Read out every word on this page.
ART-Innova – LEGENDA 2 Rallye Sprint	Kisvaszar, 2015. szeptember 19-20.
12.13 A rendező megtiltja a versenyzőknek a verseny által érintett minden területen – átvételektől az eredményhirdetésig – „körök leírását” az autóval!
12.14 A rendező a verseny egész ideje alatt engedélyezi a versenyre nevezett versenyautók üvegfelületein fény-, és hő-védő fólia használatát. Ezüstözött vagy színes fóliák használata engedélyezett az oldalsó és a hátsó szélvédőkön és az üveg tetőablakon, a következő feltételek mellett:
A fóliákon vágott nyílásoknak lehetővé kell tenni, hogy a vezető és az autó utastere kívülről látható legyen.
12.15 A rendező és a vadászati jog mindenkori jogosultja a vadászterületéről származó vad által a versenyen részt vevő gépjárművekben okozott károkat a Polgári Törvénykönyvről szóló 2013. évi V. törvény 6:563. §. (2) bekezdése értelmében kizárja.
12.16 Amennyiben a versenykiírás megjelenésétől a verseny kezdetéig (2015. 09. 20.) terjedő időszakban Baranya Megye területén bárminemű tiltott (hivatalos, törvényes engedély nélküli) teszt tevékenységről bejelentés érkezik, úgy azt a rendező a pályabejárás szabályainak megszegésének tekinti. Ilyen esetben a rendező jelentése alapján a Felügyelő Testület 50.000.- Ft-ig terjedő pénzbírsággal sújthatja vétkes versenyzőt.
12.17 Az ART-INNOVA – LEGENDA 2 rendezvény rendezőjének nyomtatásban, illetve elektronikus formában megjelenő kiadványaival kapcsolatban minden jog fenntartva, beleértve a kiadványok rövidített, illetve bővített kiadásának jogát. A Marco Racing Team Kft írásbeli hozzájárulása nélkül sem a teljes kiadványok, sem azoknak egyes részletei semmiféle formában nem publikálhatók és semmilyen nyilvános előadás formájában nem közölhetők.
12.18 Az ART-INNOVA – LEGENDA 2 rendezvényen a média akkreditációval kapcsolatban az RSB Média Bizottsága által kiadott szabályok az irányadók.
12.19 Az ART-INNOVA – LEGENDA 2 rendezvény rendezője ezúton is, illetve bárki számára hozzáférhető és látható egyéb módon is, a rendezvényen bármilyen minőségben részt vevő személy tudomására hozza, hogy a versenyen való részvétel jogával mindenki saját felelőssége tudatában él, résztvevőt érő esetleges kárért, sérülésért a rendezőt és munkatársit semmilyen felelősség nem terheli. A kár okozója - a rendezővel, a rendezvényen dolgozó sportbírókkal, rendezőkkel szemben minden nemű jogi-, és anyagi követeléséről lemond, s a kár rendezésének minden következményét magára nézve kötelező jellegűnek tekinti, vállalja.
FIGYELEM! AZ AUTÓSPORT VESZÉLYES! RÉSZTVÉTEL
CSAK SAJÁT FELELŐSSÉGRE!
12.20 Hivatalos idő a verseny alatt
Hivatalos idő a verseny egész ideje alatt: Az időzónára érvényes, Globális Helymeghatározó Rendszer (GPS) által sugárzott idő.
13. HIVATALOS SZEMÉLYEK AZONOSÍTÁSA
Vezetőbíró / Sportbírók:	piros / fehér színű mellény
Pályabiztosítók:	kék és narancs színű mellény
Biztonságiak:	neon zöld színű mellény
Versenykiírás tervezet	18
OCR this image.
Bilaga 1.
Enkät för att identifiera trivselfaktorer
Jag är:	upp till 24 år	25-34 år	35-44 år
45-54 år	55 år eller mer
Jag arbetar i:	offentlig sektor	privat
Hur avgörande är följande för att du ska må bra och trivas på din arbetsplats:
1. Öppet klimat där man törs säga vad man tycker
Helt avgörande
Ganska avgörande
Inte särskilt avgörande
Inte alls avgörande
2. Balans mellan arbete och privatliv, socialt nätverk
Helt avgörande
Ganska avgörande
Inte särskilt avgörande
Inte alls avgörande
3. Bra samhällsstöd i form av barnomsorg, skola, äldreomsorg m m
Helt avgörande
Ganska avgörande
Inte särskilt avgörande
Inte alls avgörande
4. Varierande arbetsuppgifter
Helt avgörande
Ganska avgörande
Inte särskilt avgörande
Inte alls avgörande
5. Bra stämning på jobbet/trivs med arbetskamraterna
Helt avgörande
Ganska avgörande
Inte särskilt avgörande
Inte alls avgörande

* _Stated exercise_:
Write out all records exactly, keeping every detail.

* _Written reply_:
Read out every word on this page.
ART-Innova – LEGENDA 2 Rallye Sprint	Kisvaszar, 2015. szeptember 19-20.
12.13 A rendező megtiltja a versenyzőknek a verseny által érintett minden területen – átvételektől az eredményhirdetésig – „körök leírását” az autóval!
12.14 A rendező a verseny egész ideje alatt engedélyezi a versenyre nevezett versenyautók üvegfelületein fény-, és hő-védő fólia használatát. Ezüstözött vagy színes fóliák használata engedélyezett az oldalsó és a hátsó szélvédőkön és az üveg tetőablakon, a következő feltételek mellett:
A fóliákon vágott nyílásoknak lehetővé kell tenni, hogy a vezető és az autó utastere kívülről látható legyen.
12.15 A rendező és a vadászati jog mindenkori jogosultja a vadászterületéről származó vad által a versenyen részt vevő gépjárművekben okozott károkat a Polgári Törvénykönyvről szóló 2013. évi V. törvény 6:563. §. (2) bekezdése értelmében kizárja.
12.16 Amennyiben a versenykiírás megjelenésétől a verseny kezdetéig (2015. 09. 20.) terjedő időszakban Baranya Megye területén bárminemű tiltott (hivatalos, törvényes engedély nélküli) teszt tevékenységről bejelentés érkezik, úgy azt a rendező a pályabejárás szabályainak megszegésének tekinti. Ilyen esetben a rendező jelentése alapján a Felügyelő Testület 50.000.- Ft-ig terjedő pénzbírsággal sújthatja vétkes versenyzőt.
12.17 Az ART-INNOVA – LEGENDA 2 rendezvény rendezőjének nyomtatásban, illetve elektronikus formában megjelenő kiadványaival kapcsolatban minden jog fenntartva, beleértve a kiadványok rövidített, illetve bővített kiadásának jogát. A Marco Racing Team Kft írásbeli hozzájárulása nélkül sem a teljes kiadványok, sem azoknak egyes részletei semmiféle formában nem publikálhatók és semmilyen nyilvános előadás formájában nem közölhetők.
12.18 Az ART-INNOVA – LEGENDA 2 rendezvényen a média akkreditációval kapcsolatban az RSB Média Bizottsága által kiadott szabályok az irányadók.
12.19 Az ART-INNOVA – LEGENDA 2 rendezvény rendezője ezúton is, illetve bárki számára hozzáférhető és látható egyéb módon is, a rendezvényen bármilyen minőségben részt vevő személy tudomására hozza, hogy a versenyen való részvétel jogával mindenki saját felelőssége tudatában él, résztvevőt érő esetleges kárért, sérülésért a rendezőt és munkatársit semmilyen felelősség nem terheli. A kár okozója - a rendezővel, a rendezvényen dolgozó sportbírókkal, rendezőkkel szemben minden nemű jogi-, és anyagi követeléséről lemond, s a kár rendezésének minden következményét magára nézve kötelező jellegűnek tekinti, vállalja.
FIGYELEM! AZ AUTÓSPORT VESZÉLYES! RÉSZTVÉTEL
CSAK SAJÁT FELELŐSSÉGRE!
12.20 Hivatalos idő a verseny alatt
Hivatalos idő a verseny egész ideje alatt: Az időzónára érvényes, Globális Helymeghatározó Rendszer (GPS) által sugárzott idő.
13. HIVATALOS SZEMÉLYEK AZONOSÍTÁSA
Vezetőbíró / Sportbírók:	piros / fehér színű mellény
Pályabiztosítók:	kék és narancs színű mellény
Biztonságiak:	neon zöld színű mellény
Versenykiírás tervezet	18
OCR this image.
Bilaga 1.
Enkät för att identifiera trivselfaktorer
Jag är:	upp till 24 år	25-34 år	35-44 år
45-54 år	55 år eller mer
Jag arbetar i:	offentlig sektor	privat
Hur avgörande är följande för att du ska må bra och trivas på din arbetsplats:
1. Öppet klimat där man törs säga vad man tycker
Helt avgörande
Ganska avgörande
Inte särskilt avgörande
Inte alls avgörande
2. Balans mellan arbete och privatliv, socialt nätverk
Helt avgörande
Ganska avgörande
Inte särskilt avgörande
Inte alls avgörande
3. Bra samhällsstöd i form av barnomsorg, skola, äldreomsorg m m
Helt avgörande
Ganska avgörande
Inte särskilt avgörande
Inte alls avgörande
4. Varierande arbetsuppgifter
Helt avgörande
Ganska avgörande
Inte särskilt avgörande
Inte alls avgörande
5. Bra stämning på jobbet/trivs med arbetskamraterna
Helt avgörande
Ganska avgörande
Inte särskilt avgörande
Inte alls avgörande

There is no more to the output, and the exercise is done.